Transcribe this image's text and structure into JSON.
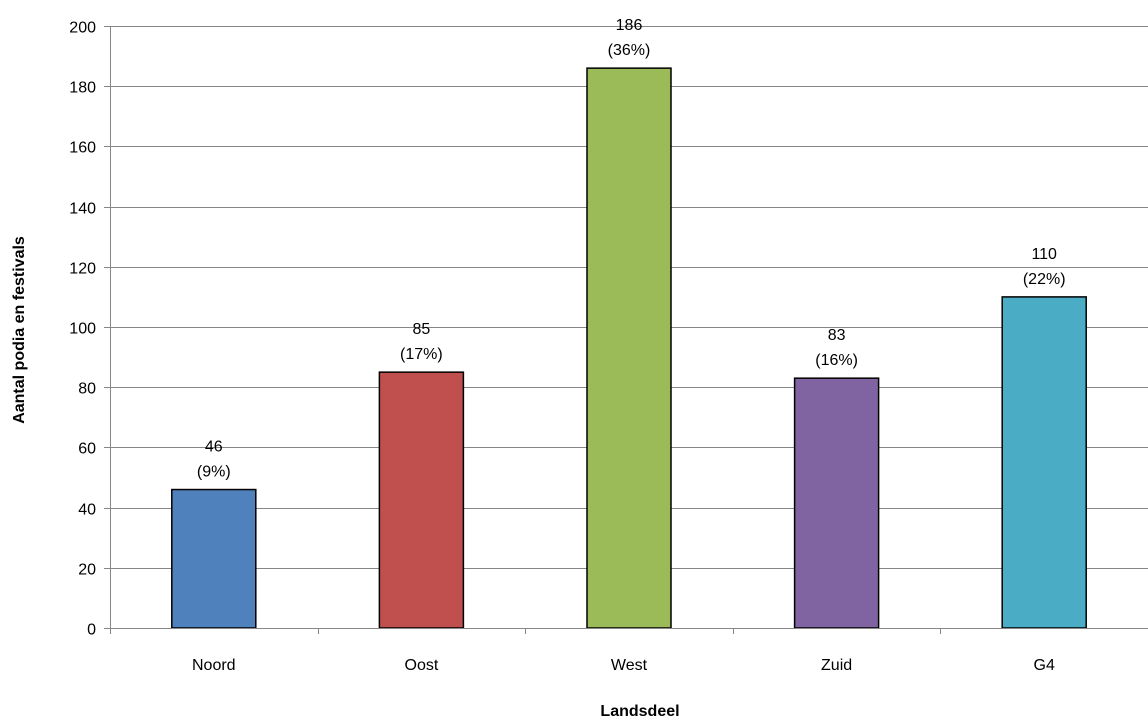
{
  "chart_data": {
    "type": "bar",
    "title": "",
    "xlabel": "Landsdeel",
    "ylabel": "Aantal podia en festivals",
    "categories": [
      "Noord",
      "Oost",
      "West",
      "Zuid",
      "G4"
    ],
    "values": [
      46,
      85,
      186,
      83,
      110
    ],
    "value_labels": [
      "46",
      "85",
      "186",
      "83",
      "110"
    ],
    "percent_labels": [
      "(9%)",
      "(17%)",
      "(36%)",
      "(16%)",
      "(22%)"
    ],
    "bar_colors": [
      "#4f81bd",
      "#c0504d",
      "#9bbb59",
      "#8064a2",
      "#4bacc6"
    ],
    "ylim": [
      0,
      200
    ],
    "yticks": [
      0,
      20,
      40,
      60,
      80,
      100,
      120,
      140,
      160,
      180,
      200
    ],
    "grid": true,
    "legend": "none"
  }
}
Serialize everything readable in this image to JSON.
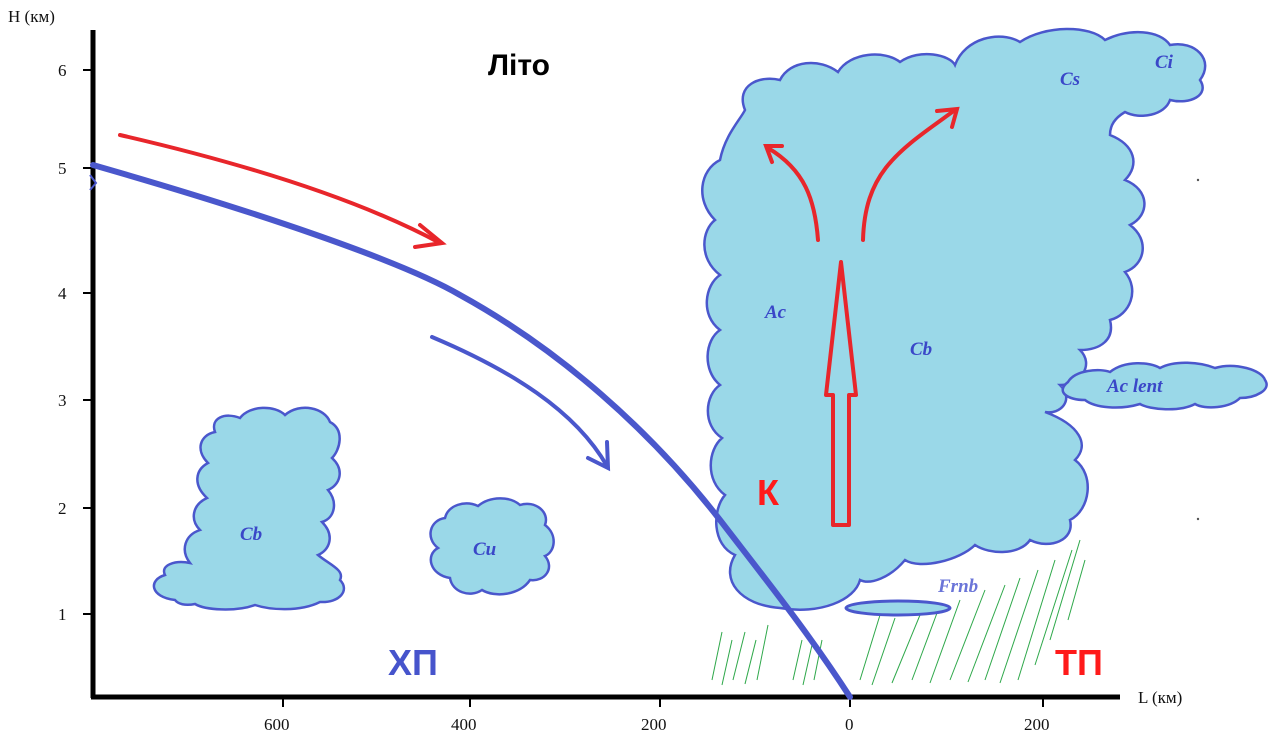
{
  "title": "Літо",
  "axes": {
    "y_label": "H (км)",
    "x_label": "L (км)",
    "y_ticks": [
      "1",
      "2",
      "3",
      "4",
      "5",
      "6"
    ],
    "x_ticks": [
      "600",
      "400",
      "200",
      "0",
      "200"
    ]
  },
  "clouds": {
    "cb_left": "Cb",
    "cu": "Cu",
    "ac": "Ac",
    "cb_main": "Cb",
    "cs": "Cs",
    "ci": "Ci",
    "ac_lent": "Ac lent",
    "frnb": "Frnb"
  },
  "air_masses": {
    "cold": "ХП",
    "warm": "ТП",
    "cold_color": "#4654cc",
    "warm_color": "#ff1a1a"
  },
  "symbols": {
    "k_mark": "К"
  },
  "colors": {
    "front_line": "#4a57cc",
    "warm_flow": "#e8262b",
    "cloud_fill": "#9ad8e8",
    "precip": "#2ea84a"
  }
}
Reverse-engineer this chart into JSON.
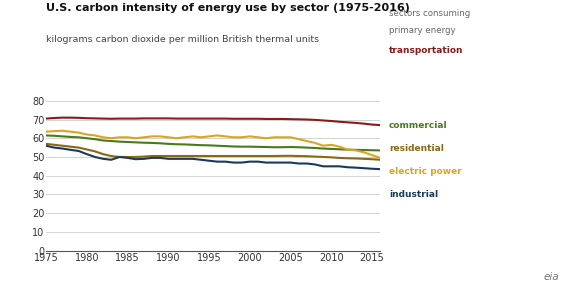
{
  "title": "U.S. carbon intensity of energy use by sector (1975-2016)",
  "subtitle": "kilograms carbon dioxide per million British thermal units",
  "years": [
    1975,
    1976,
    1977,
    1978,
    1979,
    1980,
    1981,
    1982,
    1983,
    1984,
    1985,
    1986,
    1987,
    1988,
    1989,
    1990,
    1991,
    1992,
    1993,
    1994,
    1995,
    1996,
    1997,
    1998,
    1999,
    2000,
    2001,
    2002,
    2003,
    2004,
    2005,
    2006,
    2007,
    2008,
    2009,
    2010,
    2011,
    2012,
    2013,
    2014,
    2015,
    2016
  ],
  "transportation": [
    70.5,
    70.8,
    71.0,
    71.0,
    70.9,
    70.7,
    70.6,
    70.5,
    70.4,
    70.5,
    70.5,
    70.5,
    70.6,
    70.6,
    70.6,
    70.6,
    70.5,
    70.5,
    70.5,
    70.5,
    70.5,
    70.5,
    70.5,
    70.4,
    70.4,
    70.4,
    70.4,
    70.3,
    70.3,
    70.3,
    70.2,
    70.1,
    70.0,
    69.8,
    69.5,
    69.2,
    68.8,
    68.5,
    68.2,
    67.8,
    67.3,
    67.0
  ],
  "commercial": [
    61.5,
    61.3,
    61.0,
    60.7,
    60.5,
    60.0,
    59.5,
    58.8,
    58.5,
    58.2,
    58.0,
    57.8,
    57.6,
    57.5,
    57.3,
    57.0,
    56.8,
    56.7,
    56.5,
    56.3,
    56.2,
    56.0,
    55.8,
    55.6,
    55.5,
    55.5,
    55.4,
    55.3,
    55.2,
    55.2,
    55.3,
    55.2,
    55.0,
    54.8,
    54.5,
    54.3,
    54.1,
    53.9,
    53.8,
    53.7,
    53.6,
    53.5
  ],
  "residential": [
    57.0,
    56.5,
    56.0,
    55.5,
    55.0,
    54.0,
    53.0,
    51.5,
    50.5,
    50.0,
    50.0,
    50.0,
    50.2,
    50.5,
    50.5,
    50.5,
    50.5,
    50.5,
    50.5,
    50.5,
    50.5,
    50.5,
    50.5,
    50.5,
    50.5,
    50.5,
    50.5,
    50.5,
    50.5,
    50.6,
    50.6,
    50.5,
    50.4,
    50.2,
    50.0,
    49.8,
    49.5,
    49.3,
    49.2,
    49.0,
    48.8,
    48.5
  ],
  "electric_power": [
    63.5,
    63.8,
    64.0,
    63.5,
    63.0,
    62.0,
    61.5,
    60.5,
    60.0,
    60.5,
    60.5,
    60.0,
    60.5,
    61.0,
    61.0,
    60.5,
    60.0,
    60.5,
    61.0,
    60.5,
    61.0,
    61.5,
    61.0,
    60.5,
    60.5,
    61.0,
    60.5,
    60.0,
    60.5,
    60.5,
    60.5,
    59.5,
    58.5,
    57.5,
    56.0,
    56.5,
    55.5,
    54.0,
    53.5,
    52.5,
    51.0,
    49.5
  ],
  "industrial": [
    56.0,
    55.0,
    54.5,
    53.8,
    53.2,
    51.5,
    50.0,
    49.0,
    48.5,
    50.0,
    49.5,
    48.8,
    49.0,
    49.5,
    49.5,
    49.0,
    49.0,
    49.0,
    49.0,
    48.5,
    48.0,
    47.5,
    47.5,
    47.0,
    47.0,
    47.5,
    47.5,
    47.0,
    47.0,
    47.0,
    47.0,
    46.5,
    46.5,
    46.0,
    45.0,
    45.0,
    45.0,
    44.5,
    44.3,
    44.0,
    43.7,
    43.5
  ],
  "colors": {
    "transportation": "#8B1A1A",
    "commercial": "#4a7a1e",
    "residential": "#8B6914",
    "electric_power": "#DAA520",
    "industrial": "#1a3a5c"
  },
  "annotation_gray": "#666666",
  "xlim": [
    1975,
    2016
  ],
  "ylim": [
    0,
    80
  ],
  "yticks": [
    0,
    10,
    20,
    30,
    40,
    50,
    60,
    70,
    80
  ],
  "xticks": [
    1975,
    1980,
    1985,
    1990,
    1995,
    2000,
    2005,
    2010,
    2015
  ],
  "background_color": "#ffffff",
  "grid_color": "#cccccc",
  "linewidth": 1.5
}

++++++++++++++++++++

What is needed: Transcribe all of the records above character for character. Exclude the pictures.

Answer to the exercise:
Transcribe this image's text and structure into JSON.
{
  "chart_data": {
    "type": "bar",
    "title": "",
    "xlabel": "Landsdeel",
    "ylabel": "Aantal podia en festivals",
    "categories": [
      "Noord",
      "Oost",
      "West",
      "Zuid",
      "G4"
    ],
    "values": [
      46,
      85,
      186,
      83,
      110
    ],
    "value_labels": [
      "46",
      "85",
      "186",
      "83",
      "110"
    ],
    "percent_labels": [
      "(9%)",
      "(17%)",
      "(36%)",
      "(16%)",
      "(22%)"
    ],
    "bar_colors": [
      "#4f81bd",
      "#c0504d",
      "#9bbb59",
      "#8064a2",
      "#4bacc6"
    ],
    "ylim": [
      0,
      200
    ],
    "yticks": [
      0,
      20,
      40,
      60,
      80,
      100,
      120,
      140,
      160,
      180,
      200
    ],
    "grid": true,
    "legend": "none"
  }
}
Serialize everything readable in this image to JSON.
{
  "title": "Літо",
  "axes": {
    "y_label": "H (км)",
    "x_label": "L (км)",
    "y_ticks": [
      "1",
      "2",
      "3",
      "4",
      "5",
      "6"
    ],
    "x_ticks": [
      "600",
      "400",
      "200",
      "0",
      "200"
    ]
  },
  "clouds": {
    "cb_left": "Cb",
    "cu": "Cu",
    "ac": "Ac",
    "cb_main": "Cb",
    "cs": "Cs",
    "ci": "Ci",
    "ac_lent": "Ac lent",
    "frnb": "Frnb"
  },
  "air_masses": {
    "cold": "ХП",
    "warm": "ТП",
    "cold_color": "#4654cc",
    "warm_color": "#ff1a1a"
  },
  "symbols": {
    "k_mark": "К"
  },
  "colors": {
    "front_line": "#4a57cc",
    "warm_flow": "#e8262b",
    "cloud_fill": "#9ad8e8",
    "precip": "#2ea84a"
  }
}
Reverse-engineer this chart into JSON.
{
  "title": "U.S. carbon intensity of energy use by sector (1975-2016)",
  "subtitle": "kilograms carbon dioxide per million British thermal units",
  "years": [
    1975,
    1976,
    1977,
    1978,
    1979,
    1980,
    1981,
    1982,
    1983,
    1984,
    1985,
    1986,
    1987,
    1988,
    1989,
    1990,
    1991,
    1992,
    1993,
    1994,
    1995,
    1996,
    1997,
    1998,
    1999,
    2000,
    2001,
    2002,
    2003,
    2004,
    2005,
    2006,
    2007,
    2008,
    2009,
    2010,
    2011,
    2012,
    2013,
    2014,
    2015,
    2016
  ],
  "transportation": [
    70.5,
    70.8,
    71.0,
    71.0,
    70.9,
    70.7,
    70.6,
    70.5,
    70.4,
    70.5,
    70.5,
    70.5,
    70.6,
    70.6,
    70.6,
    70.6,
    70.5,
    70.5,
    70.5,
    70.5,
    70.5,
    70.5,
    70.5,
    70.4,
    70.4,
    70.4,
    70.4,
    70.3,
    70.3,
    70.3,
    70.2,
    70.1,
    70.0,
    69.8,
    69.5,
    69.2,
    68.8,
    68.5,
    68.2,
    67.8,
    67.3,
    67.0
  ],
  "commercial": [
    61.5,
    61.3,
    61.0,
    60.7,
    60.5,
    60.0,
    59.5,
    58.8,
    58.5,
    58.2,
    58.0,
    57.8,
    57.6,
    57.5,
    57.3,
    57.0,
    56.8,
    56.7,
    56.5,
    56.3,
    56.2,
    56.0,
    55.8,
    55.6,
    55.5,
    55.5,
    55.4,
    55.3,
    55.2,
    55.2,
    55.3,
    55.2,
    55.0,
    54.8,
    54.5,
    54.3,
    54.1,
    53.9,
    53.8,
    53.7,
    53.6,
    53.5
  ],
  "residential": [
    57.0,
    56.5,
    56.0,
    55.5,
    55.0,
    54.0,
    53.0,
    51.5,
    50.5,
    50.0,
    50.0,
    50.0,
    50.2,
    50.5,
    50.5,
    50.5,
    50.5,
    50.5,
    50.5,
    50.5,
    50.5,
    50.5,
    50.5,
    50.5,
    50.5,
    50.5,
    50.5,
    50.5,
    50.5,
    50.6,
    50.6,
    50.5,
    50.4,
    50.2,
    50.0,
    49.8,
    49.5,
    49.3,
    49.2,
    49.0,
    48.8,
    48.5
  ],
  "electric_power": [
    63.5,
    63.8,
    64.0,
    63.5,
    63.0,
    62.0,
    61.5,
    60.5,
    60.0,
    60.5,
    60.5,
    60.0,
    60.5,
    61.0,
    61.0,
    60.5,
    60.0,
    60.5,
    61.0,
    60.5,
    61.0,
    61.5,
    61.0,
    60.5,
    60.5,
    61.0,
    60.5,
    60.0,
    60.5,
    60.5,
    60.5,
    59.5,
    58.5,
    57.5,
    56.0,
    56.5,
    55.5,
    54.0,
    53.5,
    52.5,
    51.0,
    49.5
  ],
  "industrial": [
    56.0,
    55.0,
    54.5,
    53.8,
    53.2,
    51.5,
    50.0,
    49.0,
    48.5,
    50.0,
    49.5,
    48.8,
    49.0,
    49.5,
    49.5,
    49.0,
    49.0,
    49.0,
    49.0,
    48.5,
    48.0,
    47.5,
    47.5,
    47.0,
    47.0,
    47.5,
    47.5,
    47.0,
    47.0,
    47.0,
    47.0,
    46.5,
    46.5,
    46.0,
    45.0,
    45.0,
    45.0,
    44.5,
    44.3,
    44.0,
    43.7,
    43.5
  ],
  "colors": {
    "transportation": "#8B1A1A",
    "commercial": "#4a7a1e",
    "residential": "#8B6914",
    "electric_power": "#DAA520",
    "industrial": "#1a3a5c"
  },
  "annotation_gray": "#666666",
  "xlim": [
    1975,
    2016
  ],
  "ylim": [
    0,
    80
  ],
  "yticks": [
    0,
    10,
    20,
    30,
    40,
    50,
    60,
    70,
    80
  ],
  "xticks": [
    1975,
    1980,
    1985,
    1990,
    1995,
    2000,
    2005,
    2010,
    2015
  ],
  "background_color": "#ffffff",
  "grid_color": "#cccccc",
  "linewidth": 1.5
}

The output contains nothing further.